(Chart and figure data)
┌──

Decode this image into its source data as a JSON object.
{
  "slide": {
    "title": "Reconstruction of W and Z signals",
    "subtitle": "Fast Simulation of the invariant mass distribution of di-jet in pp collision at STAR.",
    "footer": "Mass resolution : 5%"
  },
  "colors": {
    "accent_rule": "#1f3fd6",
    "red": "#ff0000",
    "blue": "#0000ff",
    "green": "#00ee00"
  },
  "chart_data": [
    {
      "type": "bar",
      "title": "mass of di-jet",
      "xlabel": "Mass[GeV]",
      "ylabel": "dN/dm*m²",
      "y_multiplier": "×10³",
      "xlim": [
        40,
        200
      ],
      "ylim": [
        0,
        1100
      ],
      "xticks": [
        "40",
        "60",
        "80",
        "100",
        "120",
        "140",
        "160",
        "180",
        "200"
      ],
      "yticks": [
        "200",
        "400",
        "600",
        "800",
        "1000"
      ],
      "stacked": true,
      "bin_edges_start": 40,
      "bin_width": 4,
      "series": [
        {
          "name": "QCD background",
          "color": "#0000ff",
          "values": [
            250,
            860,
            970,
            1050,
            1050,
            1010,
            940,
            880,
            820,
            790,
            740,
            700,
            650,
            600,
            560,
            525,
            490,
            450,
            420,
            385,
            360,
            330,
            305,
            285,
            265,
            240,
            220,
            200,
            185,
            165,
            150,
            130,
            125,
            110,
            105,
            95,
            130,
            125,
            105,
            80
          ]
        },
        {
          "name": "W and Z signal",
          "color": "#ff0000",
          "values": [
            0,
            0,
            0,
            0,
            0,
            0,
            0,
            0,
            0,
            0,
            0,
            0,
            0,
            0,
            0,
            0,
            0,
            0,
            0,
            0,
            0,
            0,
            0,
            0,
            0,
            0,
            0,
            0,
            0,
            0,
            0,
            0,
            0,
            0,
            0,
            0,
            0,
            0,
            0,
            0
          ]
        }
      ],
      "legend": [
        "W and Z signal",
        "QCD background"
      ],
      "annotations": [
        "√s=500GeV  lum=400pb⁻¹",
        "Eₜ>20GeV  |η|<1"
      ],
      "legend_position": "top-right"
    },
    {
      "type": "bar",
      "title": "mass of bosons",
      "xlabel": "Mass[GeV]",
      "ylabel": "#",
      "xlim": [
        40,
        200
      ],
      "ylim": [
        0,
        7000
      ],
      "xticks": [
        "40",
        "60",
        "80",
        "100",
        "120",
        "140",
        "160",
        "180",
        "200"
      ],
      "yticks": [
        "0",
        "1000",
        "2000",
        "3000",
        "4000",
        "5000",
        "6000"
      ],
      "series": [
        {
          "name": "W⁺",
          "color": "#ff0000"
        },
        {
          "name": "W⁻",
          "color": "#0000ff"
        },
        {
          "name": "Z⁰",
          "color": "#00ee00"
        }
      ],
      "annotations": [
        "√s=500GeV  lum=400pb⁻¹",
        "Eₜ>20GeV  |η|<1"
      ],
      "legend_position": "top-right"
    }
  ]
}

└──

PROBLEM TO SOLVE:
Each line above that includes "name" should be shown.

THE OUTPUT:
          "name": "QCD background",
          "name": "W and Z signal",
          "name": "W⁺",
          "name": "W⁻",
          "name": "Z⁰",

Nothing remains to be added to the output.